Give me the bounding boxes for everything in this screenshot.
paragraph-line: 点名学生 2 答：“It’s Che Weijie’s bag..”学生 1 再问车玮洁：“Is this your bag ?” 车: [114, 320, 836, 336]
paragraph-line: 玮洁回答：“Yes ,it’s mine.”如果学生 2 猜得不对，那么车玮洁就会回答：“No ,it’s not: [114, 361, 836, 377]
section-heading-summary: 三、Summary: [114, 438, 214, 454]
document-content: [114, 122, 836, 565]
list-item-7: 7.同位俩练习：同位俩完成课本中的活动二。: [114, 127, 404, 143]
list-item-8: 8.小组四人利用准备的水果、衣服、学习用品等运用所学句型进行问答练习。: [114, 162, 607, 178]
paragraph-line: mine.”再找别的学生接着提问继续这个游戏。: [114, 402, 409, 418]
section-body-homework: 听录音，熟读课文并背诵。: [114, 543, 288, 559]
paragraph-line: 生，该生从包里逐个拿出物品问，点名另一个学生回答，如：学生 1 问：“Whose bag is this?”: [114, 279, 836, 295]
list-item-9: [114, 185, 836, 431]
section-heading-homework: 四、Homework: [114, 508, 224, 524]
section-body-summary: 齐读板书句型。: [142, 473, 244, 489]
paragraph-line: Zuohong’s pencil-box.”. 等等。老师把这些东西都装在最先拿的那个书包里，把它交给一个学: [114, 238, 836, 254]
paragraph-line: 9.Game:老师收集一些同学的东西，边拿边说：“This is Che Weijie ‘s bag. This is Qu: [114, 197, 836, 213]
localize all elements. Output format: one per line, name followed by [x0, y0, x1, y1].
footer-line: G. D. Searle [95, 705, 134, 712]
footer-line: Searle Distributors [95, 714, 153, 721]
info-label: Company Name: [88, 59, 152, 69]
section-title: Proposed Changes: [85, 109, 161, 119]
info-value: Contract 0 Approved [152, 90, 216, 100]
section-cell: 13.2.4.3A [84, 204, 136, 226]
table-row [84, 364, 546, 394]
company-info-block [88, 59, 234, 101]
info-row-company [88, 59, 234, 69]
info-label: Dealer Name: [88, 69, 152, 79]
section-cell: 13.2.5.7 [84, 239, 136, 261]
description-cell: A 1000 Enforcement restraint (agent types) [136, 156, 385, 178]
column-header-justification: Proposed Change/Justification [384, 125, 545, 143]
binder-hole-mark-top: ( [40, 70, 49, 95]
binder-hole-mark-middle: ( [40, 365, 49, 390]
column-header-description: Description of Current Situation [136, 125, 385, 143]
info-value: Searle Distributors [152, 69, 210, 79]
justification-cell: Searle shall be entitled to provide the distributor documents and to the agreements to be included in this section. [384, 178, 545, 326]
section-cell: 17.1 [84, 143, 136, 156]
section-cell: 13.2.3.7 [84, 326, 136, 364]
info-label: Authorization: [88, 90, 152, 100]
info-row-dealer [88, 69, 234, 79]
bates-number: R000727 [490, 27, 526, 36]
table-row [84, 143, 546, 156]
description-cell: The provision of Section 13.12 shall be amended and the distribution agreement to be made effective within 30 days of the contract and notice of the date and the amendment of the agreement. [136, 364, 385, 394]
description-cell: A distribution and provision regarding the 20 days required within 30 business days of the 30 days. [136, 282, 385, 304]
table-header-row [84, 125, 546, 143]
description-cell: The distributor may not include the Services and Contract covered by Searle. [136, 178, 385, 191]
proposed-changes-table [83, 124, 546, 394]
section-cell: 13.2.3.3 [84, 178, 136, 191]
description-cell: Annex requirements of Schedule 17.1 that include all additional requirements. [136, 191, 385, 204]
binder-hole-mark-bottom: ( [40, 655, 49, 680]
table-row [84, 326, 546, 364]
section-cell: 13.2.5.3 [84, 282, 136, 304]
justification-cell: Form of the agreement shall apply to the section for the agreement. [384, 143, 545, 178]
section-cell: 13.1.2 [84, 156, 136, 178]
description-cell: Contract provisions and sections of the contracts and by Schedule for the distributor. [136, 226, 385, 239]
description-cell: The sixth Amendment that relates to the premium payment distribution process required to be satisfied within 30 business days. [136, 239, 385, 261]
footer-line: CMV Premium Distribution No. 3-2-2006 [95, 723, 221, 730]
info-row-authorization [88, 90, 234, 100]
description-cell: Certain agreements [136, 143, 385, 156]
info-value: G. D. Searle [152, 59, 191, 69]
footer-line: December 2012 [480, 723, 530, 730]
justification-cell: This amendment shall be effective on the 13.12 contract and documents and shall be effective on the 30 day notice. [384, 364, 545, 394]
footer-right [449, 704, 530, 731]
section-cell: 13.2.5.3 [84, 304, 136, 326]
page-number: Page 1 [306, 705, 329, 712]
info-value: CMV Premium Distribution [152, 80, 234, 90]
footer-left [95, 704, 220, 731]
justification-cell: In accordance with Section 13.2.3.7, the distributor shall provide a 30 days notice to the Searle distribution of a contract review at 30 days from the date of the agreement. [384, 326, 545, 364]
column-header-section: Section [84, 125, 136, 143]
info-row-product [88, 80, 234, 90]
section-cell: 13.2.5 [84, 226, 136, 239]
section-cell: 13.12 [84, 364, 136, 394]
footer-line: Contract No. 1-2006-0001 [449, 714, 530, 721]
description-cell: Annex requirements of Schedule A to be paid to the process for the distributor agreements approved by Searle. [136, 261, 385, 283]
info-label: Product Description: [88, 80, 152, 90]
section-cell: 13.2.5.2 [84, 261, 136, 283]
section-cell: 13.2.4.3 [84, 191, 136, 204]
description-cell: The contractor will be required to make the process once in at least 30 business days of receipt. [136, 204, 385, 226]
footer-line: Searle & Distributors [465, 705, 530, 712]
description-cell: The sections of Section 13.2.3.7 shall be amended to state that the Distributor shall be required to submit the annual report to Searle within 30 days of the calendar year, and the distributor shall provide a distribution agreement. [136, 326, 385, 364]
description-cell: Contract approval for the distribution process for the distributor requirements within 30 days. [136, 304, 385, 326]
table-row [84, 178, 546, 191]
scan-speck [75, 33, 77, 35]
--
Task to complete> Reproduce all of the records above word for word, one line at a time, without changing anything.

Output of the exercise>
Give me the bounding boxes for everything in this screenshot.
paragraph-line: 点名学生 2 答：“It’s Che Weijie’s bag..”学生 1 再问车玮洁：“Is this your bag ?” 车: [114, 320, 836, 336]
paragraph-line: 玮洁回答：“Yes ,it’s mine.”如果学生 2 猜得不对，那么车玮洁就会回答：“No ,it’s not: [114, 361, 836, 377]
section-heading-summary: 三、Summary: [114, 438, 214, 454]
document-content: [114, 122, 836, 565]
list-item-7: 7.同位俩练习：同位俩完成课本中的活动二。: [114, 127, 404, 143]
list-item-8: 8.小组四人利用准备的水果、衣服、学习用品等运用所学句型进行问答练习。: [114, 162, 607, 178]
paragraph-line: mine.”再找别的学生接着提问继续这个游戏。: [114, 402, 409, 418]
section-body-homework: 听录音，熟读课文并背诵。: [114, 543, 288, 559]
paragraph-line: 生，该生从包里逐个拿出物品问，点名另一个学生回答，如：学生 1 问：“Whose bag is this?”: [114, 279, 836, 295]
list-item-9: [114, 185, 836, 431]
section-heading-homework: 四、Homework: [114, 508, 224, 524]
section-body-summary: 齐读板书句型。: [142, 473, 244, 489]
paragraph-line: Zuohong’s pencil-box.”. 等等。老师把这些东西都装在最先拿的那个书包里，把它交给一个学: [114, 238, 836, 254]
paragraph-line: 9.Game:老师收集一些同学的东西，边拿边说：“This is Che Weijie ‘s bag. This is Qu: [114, 197, 836, 213]
localize all elements. Output format: one per line, name followed by [x0, y0, x1, y1].
footer-line: G. D. Searle [95, 705, 134, 712]
footer-line: Searle Distributors [95, 714, 153, 721]
info-label: Company Name: [88, 59, 152, 69]
section-title: Proposed Changes: [85, 109, 161, 119]
info-value: Contract 0 Approved [152, 90, 216, 100]
section-cell: 13.2.4.3A [84, 204, 136, 226]
table-row [84, 364, 546, 394]
company-info-block [88, 59, 234, 101]
info-row-company [88, 59, 234, 69]
info-label: Dealer Name: [88, 69, 152, 79]
section-cell: 13.2.5.7 [84, 239, 136, 261]
description-cell: A 1000 Enforcement restraint (agent types) [136, 156, 385, 178]
column-header-justification: Proposed Change/Justification [384, 125, 545, 143]
binder-hole-mark-top: ( [40, 70, 49, 95]
binder-hole-mark-middle: ( [40, 365, 49, 390]
column-header-description: Description of Current Situation [136, 125, 385, 143]
info-value: Searle Distributors [152, 69, 210, 79]
justification-cell: Searle shall be entitled to provide the distributor documents and to the agreements to be included in this section. [384, 178, 545, 326]
section-cell: 17.1 [84, 143, 136, 156]
section-cell: 13.2.3.7 [84, 326, 136, 364]
info-label: Authorization: [88, 90, 152, 100]
info-row-dealer [88, 69, 234, 79]
bates-number: R000727 [490, 27, 526, 36]
table-row [84, 143, 546, 156]
description-cell: The provision of Section 13.12 shall be amended and the distribution agreement to be made effective within 30 days of the contract and notice of the date and the amendment of the agreement. [136, 364, 385, 394]
description-cell: A distribution and provision regarding the 20 days required within 30 business days of the 30 days. [136, 282, 385, 304]
table-header-row [84, 125, 546, 143]
description-cell: The distributor may not include the Services and Contract covered by Searle. [136, 178, 385, 191]
proposed-changes-table [83, 124, 546, 394]
section-cell: 13.2.3.3 [84, 178, 136, 191]
description-cell: Annex requirements of Schedule 17.1 that include all additional requirements. [136, 191, 385, 204]
binder-hole-mark-bottom: ( [40, 655, 49, 680]
table-row [84, 326, 546, 364]
section-cell: 13.2.5.3 [84, 282, 136, 304]
justification-cell: Form of the agreement shall apply to the section for the agreement. [384, 143, 545, 178]
section-cell: 13.1.2 [84, 156, 136, 178]
description-cell: Contract provisions and sections of the contracts and by Schedule for the distributor. [136, 226, 385, 239]
description-cell: The sixth Amendment that relates to the premium payment distribution process required to be satisfied within 30 business days. [136, 239, 385, 261]
footer-line: CMV Premium Distribution No. 3-2-2006 [95, 723, 221, 730]
info-row-authorization [88, 90, 234, 100]
description-cell: Certain agreements [136, 143, 385, 156]
info-value: G. D. Searle [152, 59, 191, 69]
footer-line: December 2012 [480, 723, 530, 730]
justification-cell: This amendment shall be effective on the 13.12 contract and documents and shall be effective on the 30 day notice. [384, 364, 545, 394]
footer-right [449, 704, 530, 731]
section-cell: 13.2.5.3 [84, 304, 136, 326]
page-number: Page 1 [306, 705, 329, 712]
info-value: CMV Premium Distribution [152, 80, 234, 90]
footer-left [95, 704, 220, 731]
justification-cell: In accordance with Section 13.2.3.7, the distributor shall provide a 30 days notice to the Searle distribution of a contract review at 30 days from the date of the agreement. [384, 326, 545, 364]
column-header-section: Section [84, 125, 136, 143]
info-row-product [88, 80, 234, 90]
section-cell: 13.2.5 [84, 226, 136, 239]
section-cell: 13.12 [84, 364, 136, 394]
footer-line: Contract No. 1-2006-0001 [449, 714, 530, 721]
description-cell: Annex requirements of Schedule A to be paid to the process for the distributor agreements approved by Searle. [136, 261, 385, 283]
info-label: Product Description: [88, 80, 152, 90]
section-cell: 13.2.5.2 [84, 261, 136, 283]
section-cell: 13.2.4.3 [84, 191, 136, 204]
description-cell: The contractor will be required to make the process once in at least 30 business days of receipt. [136, 204, 385, 226]
footer-line: Searle & Distributors [465, 705, 530, 712]
description-cell: The sections of Section 13.2.3.7 shall be amended to state that the Distributor shall be required to submit the annual report to Searle within 30 days of the calendar year, and the distributor shall provide a distribution agreement. [136, 326, 385, 364]
description-cell: Contract approval for the distribution process for the distributor requirements within 30 days. [136, 304, 385, 326]
table-row [84, 178, 546, 191]
scan-speck [75, 33, 77, 35]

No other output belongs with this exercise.